Give every line from the entries that contains "JSON".

--- start Dataset records ---

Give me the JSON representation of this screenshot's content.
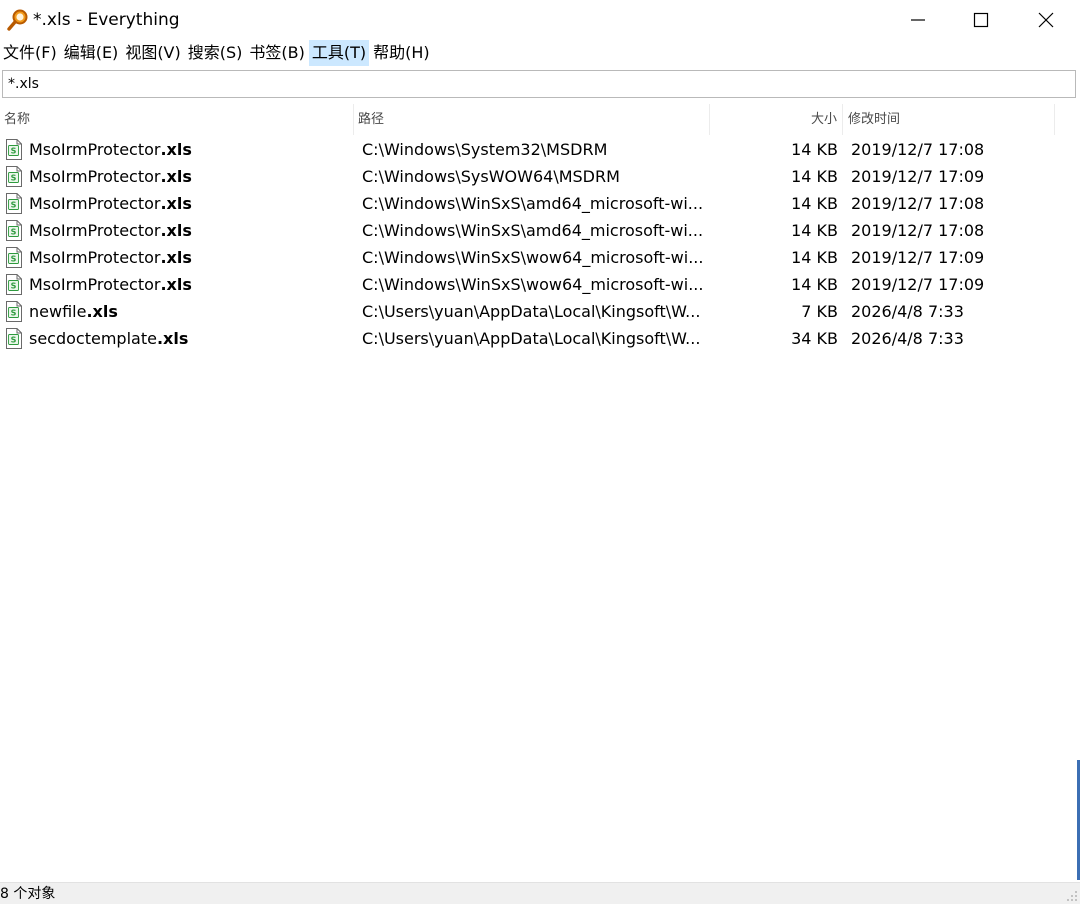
{
  "window": {
    "title": "*.xls - Everything",
    "accent_color": "#e8700f"
  },
  "menu": {
    "items": [
      {
        "label": "文件(F)",
        "active": false
      },
      {
        "label": "编辑(E)",
        "active": false
      },
      {
        "label": "视图(V)",
        "active": false
      },
      {
        "label": "搜索(S)",
        "active": false
      },
      {
        "label": "书签(B)",
        "active": false
      },
      {
        "label": "工具(T)",
        "active": true
      },
      {
        "label": "帮助(H)",
        "active": false
      }
    ]
  },
  "search": {
    "value": "*.xls",
    "placeholder": ""
  },
  "columns": {
    "name": "名称",
    "path": "路径",
    "size": "大小",
    "date": "修改时间"
  },
  "files": [
    {
      "name_stem": "MsoIrmProtector",
      "name_ext": ".xls",
      "path": "C:\\Windows\\System32\\MSDRM",
      "size": "14 KB",
      "date": "2019/12/7 17:08",
      "icon": "spreadsheet-file-icon"
    },
    {
      "name_stem": "MsoIrmProtector",
      "name_ext": ".xls",
      "path": "C:\\Windows\\SysWOW64\\MSDRM",
      "size": "14 KB",
      "date": "2019/12/7 17:09",
      "icon": "spreadsheet-file-icon"
    },
    {
      "name_stem": "MsoIrmProtector",
      "name_ext": ".xls",
      "path": "C:\\Windows\\WinSxS\\amd64_microsoft-wi...",
      "size": "14 KB",
      "date": "2019/12/7 17:08",
      "icon": "spreadsheet-file-icon"
    },
    {
      "name_stem": "MsoIrmProtector",
      "name_ext": ".xls",
      "path": "C:\\Windows\\WinSxS\\amd64_microsoft-wi...",
      "size": "14 KB",
      "date": "2019/12/7 17:08",
      "icon": "spreadsheet-file-icon"
    },
    {
      "name_stem": "MsoIrmProtector",
      "name_ext": ".xls",
      "path": "C:\\Windows\\WinSxS\\wow64_microsoft-wi...",
      "size": "14 KB",
      "date": "2019/12/7 17:09",
      "icon": "spreadsheet-file-icon"
    },
    {
      "name_stem": "MsoIrmProtector",
      "name_ext": ".xls",
      "path": "C:\\Windows\\WinSxS\\wow64_microsoft-wi...",
      "size": "14 KB",
      "date": "2019/12/7 17:09",
      "icon": "spreadsheet-file-icon"
    },
    {
      "name_stem": "newfile",
      "name_ext": ".xls",
      "path": "C:\\Users\\yuan\\AppData\\Local\\Kingsoft\\W...",
      "size": "7 KB",
      "date": "2026/4/8 7:33",
      "icon": "spreadsheet-file-icon"
    },
    {
      "name_stem": "secdoctemplate",
      "name_ext": ".xls",
      "path": "C:\\Users\\yuan\\AppData\\Local\\Kingsoft\\W...",
      "size": "34 KB",
      "date": "2026/4/8 7:33",
      "icon": "spreadsheet-file-icon"
    }
  ],
  "status": {
    "text": "8 个对象"
  }
}
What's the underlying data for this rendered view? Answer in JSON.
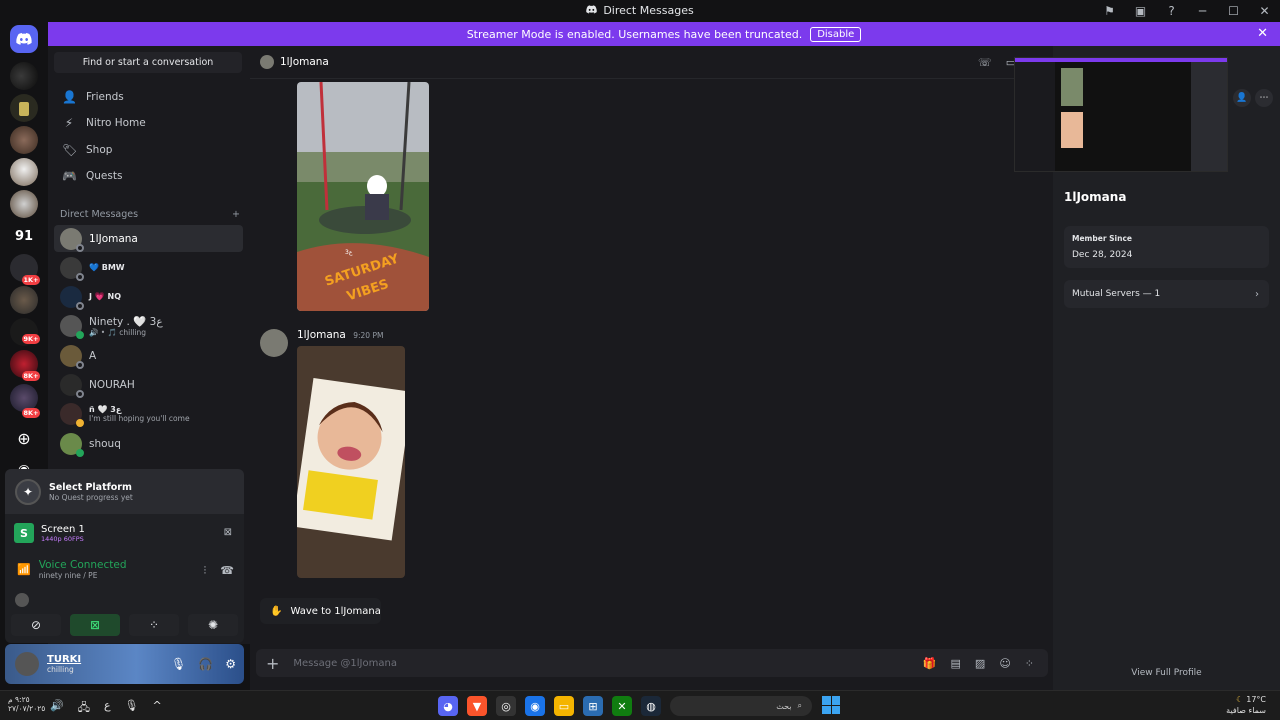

--- end Dataset records ---

# Final result:
Give me the JSON representation of this screenshot's content.
What's the underlying data for this rendered view? Answer in JSON.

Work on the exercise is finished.